**To be done**
Quote the records that follow in full, leaving the pictures out.

Saved data entries

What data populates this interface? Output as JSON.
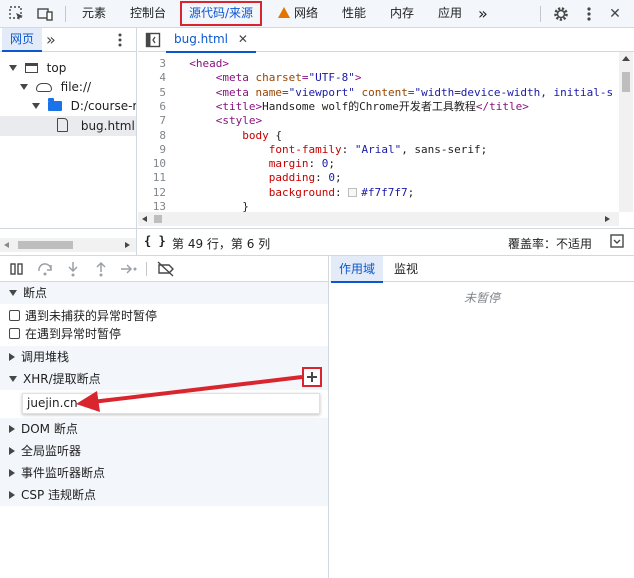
{
  "toolbar": {
    "tabs": [
      "元素",
      "控制台",
      "源代码/来源",
      "网络",
      "性能",
      "内存",
      "应用"
    ],
    "more": "»",
    "settings_icon": "gear-icon",
    "menu_icon": "kebab-icon",
    "close": "✕"
  },
  "navigator": {
    "tab": "网页",
    "more": "»",
    "tree": [
      "top",
      "file://",
      "D:/course-rec",
      "bug.html"
    ]
  },
  "editor": {
    "file_tab": "bug.html",
    "close": "✕",
    "lines": [
      {
        "n": "3",
        "parts": [
          [
            "tg",
            "  <head>"
          ]
        ]
      },
      {
        "n": "4",
        "parts": [
          [
            "tg",
            "      <meta "
          ],
          [
            "at",
            "charset"
          ],
          [
            "tg",
            "="
          ],
          [
            "av",
            "\"UTF-8\""
          ],
          [
            "tg",
            ">"
          ]
        ]
      },
      {
        "n": "5",
        "parts": [
          [
            "tg",
            "      <meta "
          ],
          [
            "at",
            "name"
          ],
          [
            "tg",
            "="
          ],
          [
            "av",
            "\"viewport\""
          ],
          [
            "tx",
            " "
          ],
          [
            "at",
            "content"
          ],
          [
            "tg",
            "="
          ],
          [
            "av",
            "\"width=device-width, initial-s"
          ]
        ]
      },
      {
        "n": "6",
        "parts": [
          [
            "tg",
            "      <title>"
          ],
          [
            "tx",
            "Handsome wolf的Chrome开发者工具教程"
          ],
          [
            "tg",
            "</title>"
          ]
        ]
      },
      {
        "n": "7",
        "parts": [
          [
            "tg",
            "      <style>"
          ]
        ]
      },
      {
        "n": "8",
        "parts": [
          [
            "kw",
            "          body"
          ],
          [
            "tx",
            " {"
          ]
        ]
      },
      {
        "n": "9",
        "parts": [
          [
            "kw",
            "              font-family"
          ],
          [
            "tx",
            ": "
          ],
          [
            "av",
            "\"Arial\""
          ],
          [
            "tx",
            ", sans-serif;"
          ]
        ]
      },
      {
        "n": "10",
        "parts": [
          [
            "kw",
            "              margin"
          ],
          [
            "tx",
            ": "
          ],
          [
            "av",
            "0"
          ],
          [
            "tx",
            ";"
          ]
        ]
      },
      {
        "n": "11",
        "parts": [
          [
            "kw",
            "              padding"
          ],
          [
            "tx",
            ": "
          ],
          [
            "av",
            "0"
          ],
          [
            "tx",
            ";"
          ]
        ]
      },
      {
        "n": "12",
        "parts": [
          [
            "kw",
            "              background"
          ],
          [
            "tx",
            ": "
          ],
          [
            "sw",
            ""
          ],
          [
            "av",
            "#f7f7f7"
          ],
          [
            "tx",
            ";"
          ]
        ]
      },
      {
        "n": "13",
        "parts": [
          [
            "tx",
            "          }"
          ]
        ]
      }
    ]
  },
  "status": {
    "braces": "{ }",
    "position": "第 49 行，第 6 列",
    "coverage": "覆盖率：不适用"
  },
  "debugger": {
    "sections": {
      "breakpoints": "断点",
      "pause_uncaught": "遇到未捕获的异常时暂停",
      "pause_caught": "在遇到异常时暂停",
      "call_stack": "调用堆栈",
      "xhr": "XHR/提取断点",
      "dom": "DOM 断点",
      "global": "全局监听器",
      "event": "事件监听器断点",
      "csp": "CSP 违规断点"
    },
    "xhr_input_value": "juejin.cn"
  },
  "scope": {
    "tabs": [
      "作用域",
      "监视"
    ],
    "not_paused": "未暂停"
  },
  "colors": {
    "accent": "#0b57d0",
    "annotation_red": "#d9262e"
  }
}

**Exercise result**
What data populates this interface? Output as JSON.
{
  "toolbar": {
    "tabs": [
      "元素",
      "控制台",
      "源代码/来源",
      "网络",
      "性能",
      "内存",
      "应用"
    ],
    "more": "»",
    "settings_icon": "gear-icon",
    "menu_icon": "kebab-icon",
    "close": "✕"
  },
  "navigator": {
    "tab": "网页",
    "more": "»",
    "tree": [
      "top",
      "file://",
      "D:/course-rec",
      "bug.html"
    ]
  },
  "editor": {
    "file_tab": "bug.html",
    "close": "✕",
    "lines": [
      {
        "n": "3",
        "parts": [
          [
            "tg",
            "  <head>"
          ]
        ]
      },
      {
        "n": "4",
        "parts": [
          [
            "tg",
            "      <meta "
          ],
          [
            "at",
            "charset"
          ],
          [
            "tg",
            "="
          ],
          [
            "av",
            "\"UTF-8\""
          ],
          [
            "tg",
            ">"
          ]
        ]
      },
      {
        "n": "5",
        "parts": [
          [
            "tg",
            "      <meta "
          ],
          [
            "at",
            "name"
          ],
          [
            "tg",
            "="
          ],
          [
            "av",
            "\"viewport\""
          ],
          [
            "tx",
            " "
          ],
          [
            "at",
            "content"
          ],
          [
            "tg",
            "="
          ],
          [
            "av",
            "\"width=device-width, initial-s"
          ]
        ]
      },
      {
        "n": "6",
        "parts": [
          [
            "tg",
            "      <title>"
          ],
          [
            "tx",
            "Handsome wolf的Chrome开发者工具教程"
          ],
          [
            "tg",
            "</title>"
          ]
        ]
      },
      {
        "n": "7",
        "parts": [
          [
            "tg",
            "      <style>"
          ]
        ]
      },
      {
        "n": "8",
        "parts": [
          [
            "kw",
            "          body"
          ],
          [
            "tx",
            " {"
          ]
        ]
      },
      {
        "n": "9",
        "parts": [
          [
            "kw",
            "              font-family"
          ],
          [
            "tx",
            ": "
          ],
          [
            "av",
            "\"Arial\""
          ],
          [
            "tx",
            ", sans-serif;"
          ]
        ]
      },
      {
        "n": "10",
        "parts": [
          [
            "kw",
            "              margin"
          ],
          [
            "tx",
            ": "
          ],
          [
            "av",
            "0"
          ],
          [
            "tx",
            ";"
          ]
        ]
      },
      {
        "n": "11",
        "parts": [
          [
            "kw",
            "              padding"
          ],
          [
            "tx",
            ": "
          ],
          [
            "av",
            "0"
          ],
          [
            "tx",
            ";"
          ]
        ]
      },
      {
        "n": "12",
        "parts": [
          [
            "kw",
            "              background"
          ],
          [
            "tx",
            ": "
          ],
          [
            "sw",
            ""
          ],
          [
            "av",
            "#f7f7f7"
          ],
          [
            "tx",
            ";"
          ]
        ]
      },
      {
        "n": "13",
        "parts": [
          [
            "tx",
            "          }"
          ]
        ]
      }
    ]
  },
  "status": {
    "braces": "{ }",
    "position": "第 49 行，第 6 列",
    "coverage": "覆盖率：不适用"
  },
  "debugger": {
    "sections": {
      "breakpoints": "断点",
      "pause_uncaught": "遇到未捕获的异常时暂停",
      "pause_caught": "在遇到异常时暂停",
      "call_stack": "调用堆栈",
      "xhr": "XHR/提取断点",
      "dom": "DOM 断点",
      "global": "全局监听器",
      "event": "事件监听器断点",
      "csp": "CSP 违规断点"
    },
    "xhr_input_value": "juejin.cn"
  },
  "scope": {
    "tabs": [
      "作用域",
      "监视"
    ],
    "not_paused": "未暂停"
  },
  "colors": {
    "accent": "#0b57d0",
    "annotation_red": "#d9262e"
  }
}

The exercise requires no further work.